**Input data:**
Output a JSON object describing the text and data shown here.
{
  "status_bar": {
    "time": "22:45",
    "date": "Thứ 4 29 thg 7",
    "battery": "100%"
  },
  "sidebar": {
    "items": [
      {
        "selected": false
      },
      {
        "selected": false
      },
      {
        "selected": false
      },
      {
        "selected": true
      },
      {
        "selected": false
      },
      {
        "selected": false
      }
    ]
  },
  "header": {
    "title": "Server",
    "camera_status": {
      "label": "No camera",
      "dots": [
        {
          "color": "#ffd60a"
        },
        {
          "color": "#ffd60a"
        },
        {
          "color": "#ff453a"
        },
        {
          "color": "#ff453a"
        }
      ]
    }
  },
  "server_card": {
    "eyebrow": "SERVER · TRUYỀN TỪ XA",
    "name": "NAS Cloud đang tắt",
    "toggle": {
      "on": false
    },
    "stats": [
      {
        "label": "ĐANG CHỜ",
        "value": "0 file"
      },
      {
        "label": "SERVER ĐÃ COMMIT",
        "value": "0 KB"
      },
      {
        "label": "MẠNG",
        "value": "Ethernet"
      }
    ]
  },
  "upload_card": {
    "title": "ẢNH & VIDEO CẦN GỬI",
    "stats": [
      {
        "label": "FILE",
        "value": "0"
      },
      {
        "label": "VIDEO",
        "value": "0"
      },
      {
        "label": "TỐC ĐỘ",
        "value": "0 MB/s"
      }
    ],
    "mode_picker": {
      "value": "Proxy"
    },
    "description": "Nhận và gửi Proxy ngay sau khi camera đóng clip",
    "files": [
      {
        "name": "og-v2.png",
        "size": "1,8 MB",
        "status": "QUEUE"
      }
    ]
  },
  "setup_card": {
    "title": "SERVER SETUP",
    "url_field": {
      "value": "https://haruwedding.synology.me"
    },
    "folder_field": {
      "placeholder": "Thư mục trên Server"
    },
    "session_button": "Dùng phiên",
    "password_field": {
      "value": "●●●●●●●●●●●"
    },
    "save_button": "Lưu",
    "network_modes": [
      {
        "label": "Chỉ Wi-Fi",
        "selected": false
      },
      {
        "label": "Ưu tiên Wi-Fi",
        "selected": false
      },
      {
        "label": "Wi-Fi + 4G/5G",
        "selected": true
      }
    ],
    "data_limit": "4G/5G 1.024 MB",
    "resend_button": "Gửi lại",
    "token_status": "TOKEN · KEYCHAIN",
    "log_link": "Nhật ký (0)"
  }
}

**Requirements:** Please quote every record above exactly as it appears.

**Answer to this exercise:**
Output a JSON object describing the text and data shown here.
{
  "status_bar": {
    "time": "22:45",
    "date": "Thứ 4 29 thg 7",
    "battery": "100%"
  },
  "sidebar": {
    "items": [
      {
        "selected": false
      },
      {
        "selected": false
      },
      {
        "selected": false
      },
      {
        "selected": true
      },
      {
        "selected": false
      },
      {
        "selected": false
      }
    ]
  },
  "header": {
    "title": "Server",
    "camera_status": {
      "label": "No camera",
      "dots": [
        {
          "color": "#ffd60a"
        },
        {
          "color": "#ffd60a"
        },
        {
          "color": "#ff453a"
        },
        {
          "color": "#ff453a"
        }
      ]
    }
  },
  "server_card": {
    "eyebrow": "SERVER · TRUYỀN TỪ XA",
    "name": "NAS Cloud đang tắt",
    "toggle": {
      "on": false
    },
    "stats": [
      {
        "label": "ĐANG CHỜ",
        "value": "0 file"
      },
      {
        "label": "SERVER ĐÃ COMMIT",
        "value": "0 KB"
      },
      {
        "label": "MẠNG",
        "value": "Ethernet"
      }
    ]
  },
  "upload_card": {
    "title": "ẢNH & VIDEO CẦN GỬI",
    "stats": [
      {
        "label": "FILE",
        "value": "0"
      },
      {
        "label": "VIDEO",
        "value": "0"
      },
      {
        "label": "TỐC ĐỘ",
        "value": "0 MB/s"
      }
    ],
    "mode_picker": {
      "value": "Proxy"
    },
    "description": "Nhận và gửi Proxy ngay sau khi camera đóng clip",
    "files": [
      {
        "name": "og-v2.png",
        "size": "1,8 MB",
        "status": "QUEUE"
      }
    ]
  },
  "setup_card": {
    "title": "SERVER SETUP",
    "url_field": {
      "value": "https://haruwedding.synology.me"
    },
    "folder_field": {
      "placeholder": "Thư mục trên Server"
    },
    "session_button": "Dùng phiên",
    "password_field": {
      "value": "●●●●●●●●●●●"
    },
    "save_button": "Lưu",
    "network_modes": [
      {
        "label": "Chỉ Wi-Fi",
        "selected": false
      },
      {
        "label": "Ưu tiên Wi-Fi",
        "selected": false
      },
      {
        "label": "Wi-Fi + 4G/5G",
        "selected": true
      }
    ],
    "data_limit": "4G/5G 1.024 MB",
    "resend_button": "Gửi lại",
    "token_status": "TOKEN · KEYCHAIN",
    "log_link": "Nhật ký (0)"
  }
}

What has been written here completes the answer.